**RECORDS:**
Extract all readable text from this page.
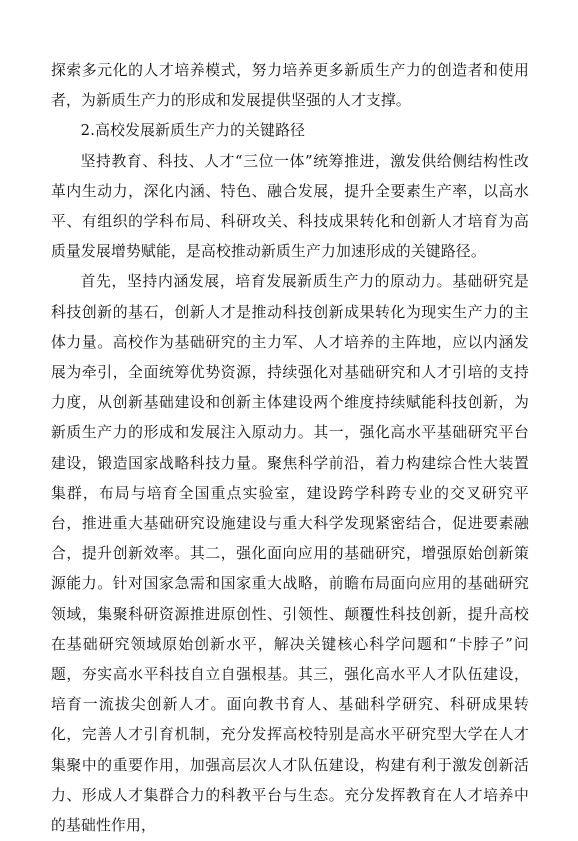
探索多元化的人才培养模式，努力培养更多新质生产力的创造者和使用者，为新质生产力的形成和发展提供坚强的人才支撑。

2.高校发展新质生产力的关键路径

坚持教育、科技、人才“三位一体”统筹推进，激发供给侧结构性改革内生动力，深化内涵、特色、融合发展，提升全要素生产率，以高水平、有组织的学科布局、科研攻关、科技成果转化和创新人才培育为高质量发展增势赋能，是高校推动新质生产力加速形成的关键路径。

首先，坚持内涵发展，培育发展新质生产力的原动力。基础研究是科技创新的基石，创新人才是推动科技创新成果转化为现实生产力的主体力量。高校作为基础研究的主力军、人才培养的主阵地，应以内涵发展为牵引，全面统筹优势资源，持续强化对基础研究和人才引培的支持力度，从创新基础建设和创新主体建设两个维度持续赋能科技创新，为新质生产力的形成和发展注入原动力。其一，强化高水平基础研究平台建设，锻造国家战略科技力量。聚焦科学前沿，着力构建综合性大装置集群，布局与培育全国重点实验室，建设跨学科跨专业的交叉研究平台，推进重大基础研究设施建设与重大科学发现紧密结合，促进要素融合，提升创新效率。其二，强化面向应用的基础研究，增强原始创新策源能力。针对国家急需和国家重大战略，前瞻布局面向应用的基础研究领域，集聚科研资源推进原创性、引领性、颠覆性科技创新，提升高校在基础研究领域原始创新水平，解决关键核心科学问题和“卡脖子”问题，夯实高水平科技自立自强根基。其三，强化高水平人才队伍建设，培育一流拔尖创新人才。面向教书育人、基础科学研究、科研成果转化，完善人才引育机制，充分发挥高校特别是高水平研究型大学在人才集聚中的重要作用，加强高层次人才队伍建设，构建有利于激发创新活力、形成人才集群合力的科教平台与生态。充分发挥教育在人才培养中的基础性作用，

**YOUR INSTRUCTIONS:** Skip the images and write out the rest of the listing exactly.

**EXERCISE SOLUTION:**
Extract all readable text from this page.
探索多元化的人才培养模式，努力培养更多新质生产力的创造者和使用者，为新质生产力的形成和发展提供坚强的人才支撑。

2.高校发展新质生产力的关键路径

坚持教育、科技、人才“三位一体”统筹推进，激发供给侧结构性改革内生动力，深化内涵、特色、融合发展，提升全要素生产率，以高水平、有组织的学科布局、科研攻关、科技成果转化和创新人才培育为高质量发展增势赋能，是高校推动新质生产力加速形成的关键路径。

首先，坚持内涵发展，培育发展新质生产力的原动力。基础研究是科技创新的基石，创新人才是推动科技创新成果转化为现实生产力的主体力量。高校作为基础研究的主力军、人才培养的主阵地，应以内涵发展为牵引，全面统筹优势资源，持续强化对基础研究和人才引培的支持力度，从创新基础建设和创新主体建设两个维度持续赋能科技创新，为新质生产力的形成和发展注入原动力。其一，强化高水平基础研究平台建设，锻造国家战略科技力量。聚焦科学前沿，着力构建综合性大装置集群，布局与培育全国重点实验室，建设跨学科跨专业的交叉研究平台，推进重大基础研究设施建设与重大科学发现紧密结合，促进要素融合，提升创新效率。其二，强化面向应用的基础研究，增强原始创新策源能力。针对国家急需和国家重大战略，前瞻布局面向应用的基础研究领域，集聚科研资源推进原创性、引领性、颠覆性科技创新，提升高校在基础研究领域原始创新水平，解决关键核心科学问题和“卡脖子”问题，夯实高水平科技自立自强根基。其三，强化高水平人才队伍建设，培育一流拔尖创新人才。面向教书育人、基础科学研究、科研成果转化，完善人才引育机制，充分发挥高校特别是高水平研究型大学在人才集聚中的重要作用，加强高层次人才队伍建设，构建有利于激发创新活力、形成人才集群合力的科教平台与生态。充分发挥教育在人才培养中的基础性作用，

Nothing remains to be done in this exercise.